• [Exercise goal] Among the entries below, count the lines that contain the word "今日股价". Write down only the total.

=-=-=

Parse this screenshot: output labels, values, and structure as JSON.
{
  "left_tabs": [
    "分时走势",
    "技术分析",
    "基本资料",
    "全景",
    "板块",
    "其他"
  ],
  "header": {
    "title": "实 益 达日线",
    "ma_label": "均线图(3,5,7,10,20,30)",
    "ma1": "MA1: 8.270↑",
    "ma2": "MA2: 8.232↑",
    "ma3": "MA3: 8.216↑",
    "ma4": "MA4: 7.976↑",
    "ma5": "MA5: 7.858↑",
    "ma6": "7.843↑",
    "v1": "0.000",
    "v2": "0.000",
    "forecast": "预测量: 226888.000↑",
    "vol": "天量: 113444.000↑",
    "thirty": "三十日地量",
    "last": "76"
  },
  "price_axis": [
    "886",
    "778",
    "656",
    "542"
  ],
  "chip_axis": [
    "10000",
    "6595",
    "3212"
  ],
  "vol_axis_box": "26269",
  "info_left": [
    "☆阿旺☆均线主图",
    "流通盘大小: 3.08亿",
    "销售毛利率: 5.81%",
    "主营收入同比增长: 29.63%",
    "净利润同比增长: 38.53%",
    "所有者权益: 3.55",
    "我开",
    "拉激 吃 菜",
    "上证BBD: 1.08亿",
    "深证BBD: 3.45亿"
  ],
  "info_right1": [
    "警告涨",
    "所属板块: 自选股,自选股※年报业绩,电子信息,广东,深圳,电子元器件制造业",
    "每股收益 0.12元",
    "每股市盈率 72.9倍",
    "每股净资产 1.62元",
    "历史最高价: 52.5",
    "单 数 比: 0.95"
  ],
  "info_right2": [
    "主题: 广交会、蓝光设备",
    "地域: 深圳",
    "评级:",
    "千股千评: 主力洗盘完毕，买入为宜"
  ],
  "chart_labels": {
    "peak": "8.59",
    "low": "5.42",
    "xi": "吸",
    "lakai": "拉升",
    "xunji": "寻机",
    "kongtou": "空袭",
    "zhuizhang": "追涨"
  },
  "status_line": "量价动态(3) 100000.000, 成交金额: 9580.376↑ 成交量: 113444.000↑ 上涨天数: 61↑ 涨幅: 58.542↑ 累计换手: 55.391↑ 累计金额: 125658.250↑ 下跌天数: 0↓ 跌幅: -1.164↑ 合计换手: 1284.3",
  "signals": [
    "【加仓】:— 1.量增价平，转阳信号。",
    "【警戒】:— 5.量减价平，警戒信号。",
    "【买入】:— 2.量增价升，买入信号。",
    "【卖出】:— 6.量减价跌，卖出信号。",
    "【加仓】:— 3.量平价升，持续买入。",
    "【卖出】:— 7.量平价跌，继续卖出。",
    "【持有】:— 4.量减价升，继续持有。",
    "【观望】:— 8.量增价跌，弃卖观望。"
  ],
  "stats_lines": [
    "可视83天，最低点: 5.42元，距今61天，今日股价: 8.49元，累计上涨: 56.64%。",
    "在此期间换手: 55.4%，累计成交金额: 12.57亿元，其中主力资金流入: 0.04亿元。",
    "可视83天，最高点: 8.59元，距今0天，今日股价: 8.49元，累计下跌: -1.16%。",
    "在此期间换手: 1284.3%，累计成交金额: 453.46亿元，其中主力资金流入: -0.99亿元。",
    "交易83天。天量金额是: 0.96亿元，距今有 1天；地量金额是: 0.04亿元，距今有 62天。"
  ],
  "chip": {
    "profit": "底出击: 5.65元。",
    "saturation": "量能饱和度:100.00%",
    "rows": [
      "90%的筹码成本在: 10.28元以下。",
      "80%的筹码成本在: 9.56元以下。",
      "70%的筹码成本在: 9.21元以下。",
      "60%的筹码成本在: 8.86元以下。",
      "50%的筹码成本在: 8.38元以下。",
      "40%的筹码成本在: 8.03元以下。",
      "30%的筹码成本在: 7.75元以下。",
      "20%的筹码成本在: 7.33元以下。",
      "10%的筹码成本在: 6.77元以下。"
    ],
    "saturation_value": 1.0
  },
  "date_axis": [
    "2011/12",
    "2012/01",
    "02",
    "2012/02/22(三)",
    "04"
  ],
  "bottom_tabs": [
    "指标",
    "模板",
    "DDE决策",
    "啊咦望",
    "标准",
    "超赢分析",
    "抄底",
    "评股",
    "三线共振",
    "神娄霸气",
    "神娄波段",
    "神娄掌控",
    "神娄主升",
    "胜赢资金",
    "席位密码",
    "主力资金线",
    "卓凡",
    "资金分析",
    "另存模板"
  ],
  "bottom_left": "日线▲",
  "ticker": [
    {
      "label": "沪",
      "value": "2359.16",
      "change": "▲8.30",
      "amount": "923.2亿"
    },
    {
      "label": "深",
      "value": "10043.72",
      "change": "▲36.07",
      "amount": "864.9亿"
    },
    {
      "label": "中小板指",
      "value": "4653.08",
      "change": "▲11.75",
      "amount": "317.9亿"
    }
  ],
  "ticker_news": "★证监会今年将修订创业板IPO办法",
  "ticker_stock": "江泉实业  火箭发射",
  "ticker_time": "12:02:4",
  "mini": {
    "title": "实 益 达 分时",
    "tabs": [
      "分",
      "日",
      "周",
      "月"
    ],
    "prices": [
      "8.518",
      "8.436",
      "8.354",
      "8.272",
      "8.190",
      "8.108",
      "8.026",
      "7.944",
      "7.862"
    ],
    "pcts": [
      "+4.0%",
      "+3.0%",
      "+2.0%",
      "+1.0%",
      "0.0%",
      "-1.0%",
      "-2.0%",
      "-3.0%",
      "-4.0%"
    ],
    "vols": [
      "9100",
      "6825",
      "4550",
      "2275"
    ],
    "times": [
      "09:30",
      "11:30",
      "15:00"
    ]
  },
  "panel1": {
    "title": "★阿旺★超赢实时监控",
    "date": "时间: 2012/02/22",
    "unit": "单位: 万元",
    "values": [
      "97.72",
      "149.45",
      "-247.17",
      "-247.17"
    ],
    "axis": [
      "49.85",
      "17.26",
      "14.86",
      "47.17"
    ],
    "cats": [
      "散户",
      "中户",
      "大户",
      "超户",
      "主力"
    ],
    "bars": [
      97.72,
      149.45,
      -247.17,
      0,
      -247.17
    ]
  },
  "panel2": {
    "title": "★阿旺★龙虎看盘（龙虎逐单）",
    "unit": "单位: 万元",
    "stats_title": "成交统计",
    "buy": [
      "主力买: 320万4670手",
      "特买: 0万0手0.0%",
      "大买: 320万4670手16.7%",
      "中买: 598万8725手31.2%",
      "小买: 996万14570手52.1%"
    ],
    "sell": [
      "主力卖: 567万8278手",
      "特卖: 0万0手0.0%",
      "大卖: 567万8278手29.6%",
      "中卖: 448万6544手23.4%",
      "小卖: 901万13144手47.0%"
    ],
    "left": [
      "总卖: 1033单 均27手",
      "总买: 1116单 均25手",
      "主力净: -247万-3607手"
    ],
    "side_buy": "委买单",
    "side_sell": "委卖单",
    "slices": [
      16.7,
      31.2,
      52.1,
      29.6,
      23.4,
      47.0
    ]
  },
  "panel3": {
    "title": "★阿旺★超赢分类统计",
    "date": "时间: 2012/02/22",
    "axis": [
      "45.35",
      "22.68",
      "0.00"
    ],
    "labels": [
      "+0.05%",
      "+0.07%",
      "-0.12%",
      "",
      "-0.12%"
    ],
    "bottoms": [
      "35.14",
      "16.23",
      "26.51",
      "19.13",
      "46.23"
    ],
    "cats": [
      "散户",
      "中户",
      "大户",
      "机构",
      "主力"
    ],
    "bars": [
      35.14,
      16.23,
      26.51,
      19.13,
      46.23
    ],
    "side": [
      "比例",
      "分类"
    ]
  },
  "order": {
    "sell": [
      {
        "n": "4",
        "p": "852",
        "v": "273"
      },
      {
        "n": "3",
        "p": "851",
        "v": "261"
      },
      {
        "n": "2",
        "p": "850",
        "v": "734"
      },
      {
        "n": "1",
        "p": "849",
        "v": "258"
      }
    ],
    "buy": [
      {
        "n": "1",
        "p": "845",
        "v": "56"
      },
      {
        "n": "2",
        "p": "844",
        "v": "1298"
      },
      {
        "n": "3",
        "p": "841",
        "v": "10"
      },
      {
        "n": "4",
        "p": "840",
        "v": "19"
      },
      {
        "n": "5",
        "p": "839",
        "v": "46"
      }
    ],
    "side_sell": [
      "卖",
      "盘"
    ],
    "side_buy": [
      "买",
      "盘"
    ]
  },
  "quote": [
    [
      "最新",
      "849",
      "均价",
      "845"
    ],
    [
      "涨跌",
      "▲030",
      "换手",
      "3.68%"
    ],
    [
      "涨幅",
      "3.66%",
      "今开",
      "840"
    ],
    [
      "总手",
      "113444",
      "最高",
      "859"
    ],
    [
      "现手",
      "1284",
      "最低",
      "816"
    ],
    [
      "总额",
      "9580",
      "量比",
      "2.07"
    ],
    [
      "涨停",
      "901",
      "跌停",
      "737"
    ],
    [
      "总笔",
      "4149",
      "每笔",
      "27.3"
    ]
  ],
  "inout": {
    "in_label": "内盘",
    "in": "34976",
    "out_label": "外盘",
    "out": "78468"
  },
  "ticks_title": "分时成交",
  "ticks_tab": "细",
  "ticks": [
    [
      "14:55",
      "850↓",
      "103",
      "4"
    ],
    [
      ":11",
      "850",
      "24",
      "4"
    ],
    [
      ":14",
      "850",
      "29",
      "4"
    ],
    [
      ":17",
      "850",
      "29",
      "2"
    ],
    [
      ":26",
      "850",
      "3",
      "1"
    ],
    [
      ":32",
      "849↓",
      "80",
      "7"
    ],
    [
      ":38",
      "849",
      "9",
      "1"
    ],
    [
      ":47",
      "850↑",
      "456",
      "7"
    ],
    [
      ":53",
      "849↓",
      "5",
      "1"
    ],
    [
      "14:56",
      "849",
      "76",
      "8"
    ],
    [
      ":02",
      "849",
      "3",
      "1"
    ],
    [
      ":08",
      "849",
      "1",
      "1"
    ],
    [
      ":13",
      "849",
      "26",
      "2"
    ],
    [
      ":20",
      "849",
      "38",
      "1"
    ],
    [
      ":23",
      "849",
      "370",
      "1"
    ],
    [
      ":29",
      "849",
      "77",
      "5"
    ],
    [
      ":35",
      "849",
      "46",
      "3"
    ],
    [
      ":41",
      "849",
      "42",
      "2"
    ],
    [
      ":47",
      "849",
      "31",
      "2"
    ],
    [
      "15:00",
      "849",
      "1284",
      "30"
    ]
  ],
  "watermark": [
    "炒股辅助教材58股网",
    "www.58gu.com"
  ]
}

=-=-=

• [Answer below] 2